→ **WRITTEN REQUEST**
Seek out every line containing the word "nghiệp", and copy each.

Saved data entries
§

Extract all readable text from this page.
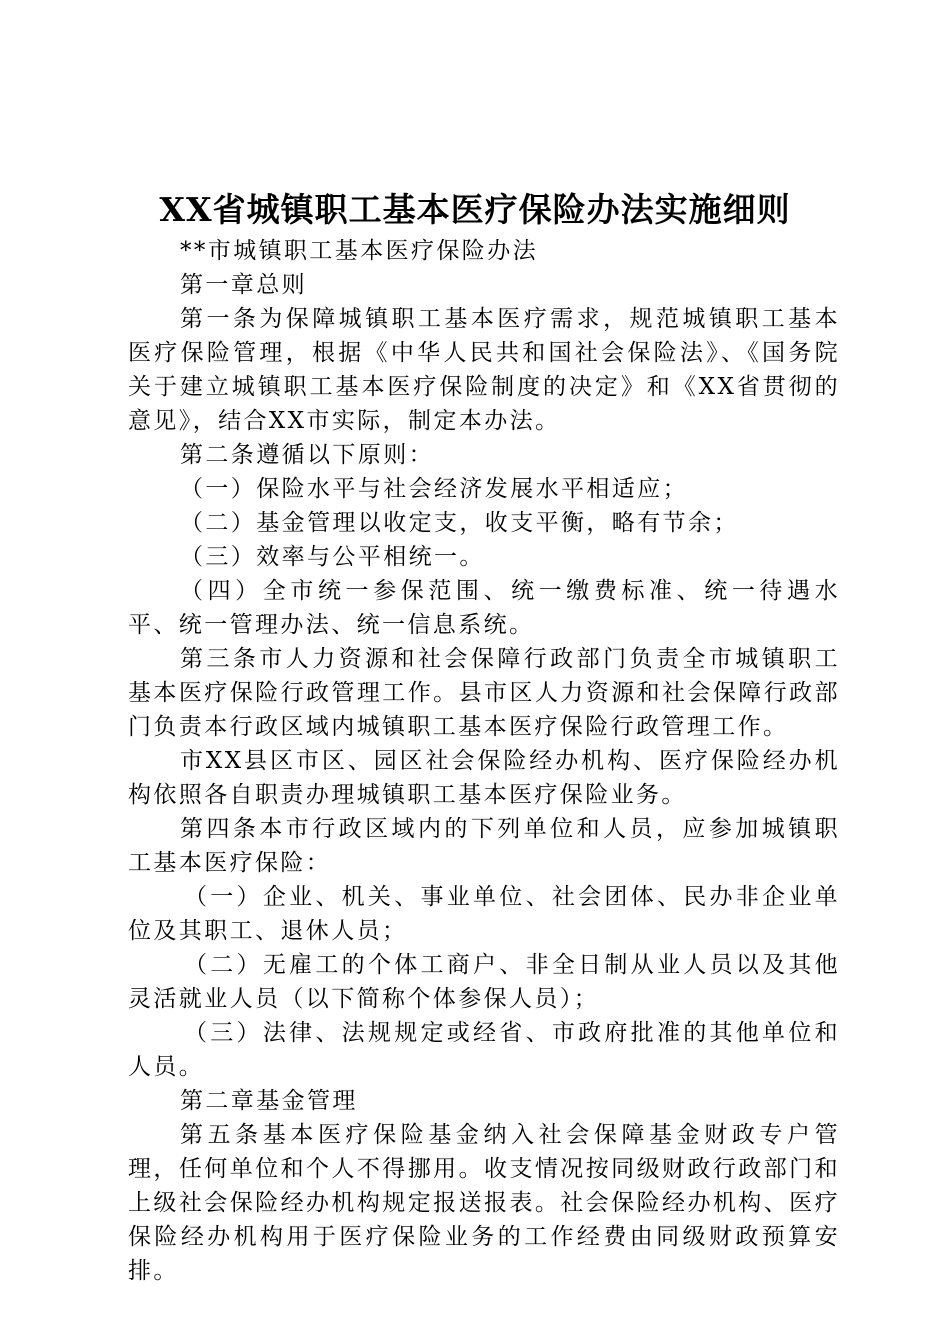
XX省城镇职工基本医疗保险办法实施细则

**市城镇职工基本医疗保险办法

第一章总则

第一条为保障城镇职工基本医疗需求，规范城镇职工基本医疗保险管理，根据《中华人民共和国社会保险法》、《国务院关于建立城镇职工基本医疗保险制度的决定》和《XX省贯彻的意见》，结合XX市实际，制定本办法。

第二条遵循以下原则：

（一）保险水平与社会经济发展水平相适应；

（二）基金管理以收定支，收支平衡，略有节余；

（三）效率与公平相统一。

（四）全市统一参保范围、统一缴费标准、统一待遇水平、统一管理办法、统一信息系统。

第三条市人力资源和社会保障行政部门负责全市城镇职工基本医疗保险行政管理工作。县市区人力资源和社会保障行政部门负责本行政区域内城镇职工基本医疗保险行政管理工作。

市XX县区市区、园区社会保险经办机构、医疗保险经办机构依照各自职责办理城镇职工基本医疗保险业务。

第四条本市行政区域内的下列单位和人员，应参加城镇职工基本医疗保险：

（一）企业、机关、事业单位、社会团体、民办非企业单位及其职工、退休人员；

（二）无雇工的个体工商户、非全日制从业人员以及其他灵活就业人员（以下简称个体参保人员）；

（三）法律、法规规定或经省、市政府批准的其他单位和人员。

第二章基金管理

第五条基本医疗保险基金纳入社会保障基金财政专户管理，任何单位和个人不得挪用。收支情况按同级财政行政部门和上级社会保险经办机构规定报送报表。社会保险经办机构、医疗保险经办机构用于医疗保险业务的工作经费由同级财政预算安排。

§

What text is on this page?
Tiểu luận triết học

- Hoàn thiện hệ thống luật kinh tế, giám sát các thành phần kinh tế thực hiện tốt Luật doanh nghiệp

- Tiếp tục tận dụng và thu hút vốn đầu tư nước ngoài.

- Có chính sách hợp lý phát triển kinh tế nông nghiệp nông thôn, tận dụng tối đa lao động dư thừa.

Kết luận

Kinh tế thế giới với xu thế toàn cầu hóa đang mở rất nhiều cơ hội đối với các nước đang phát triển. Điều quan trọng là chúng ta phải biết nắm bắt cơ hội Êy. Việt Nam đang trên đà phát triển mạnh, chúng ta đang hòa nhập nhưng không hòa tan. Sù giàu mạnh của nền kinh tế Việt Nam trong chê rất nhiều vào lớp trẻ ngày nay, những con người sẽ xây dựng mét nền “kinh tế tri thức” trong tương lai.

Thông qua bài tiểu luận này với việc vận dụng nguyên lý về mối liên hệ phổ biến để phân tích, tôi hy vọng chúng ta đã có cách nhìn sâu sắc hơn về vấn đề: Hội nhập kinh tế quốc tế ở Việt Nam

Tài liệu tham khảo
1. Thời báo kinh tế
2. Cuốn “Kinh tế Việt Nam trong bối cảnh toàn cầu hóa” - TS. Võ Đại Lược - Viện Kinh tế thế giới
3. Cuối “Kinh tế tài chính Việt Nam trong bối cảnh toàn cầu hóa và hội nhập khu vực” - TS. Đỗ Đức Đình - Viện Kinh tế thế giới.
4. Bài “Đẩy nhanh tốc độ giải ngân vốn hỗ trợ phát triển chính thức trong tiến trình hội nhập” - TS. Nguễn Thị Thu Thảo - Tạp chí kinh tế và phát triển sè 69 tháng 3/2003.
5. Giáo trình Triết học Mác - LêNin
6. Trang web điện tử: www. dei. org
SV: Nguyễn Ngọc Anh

§

→ **OUTPUT FOR THIS EXERCISE**
- Hoàn thiện hệ thống luật kinh tế, giám sát các thành phần kinh tế thực hiện tốt Luật doanh nghiệp
- Có chính sách hợp lý phát triển kinh tế nông nghiệp nông thôn, tận dụng tối đa lao động dư thừa.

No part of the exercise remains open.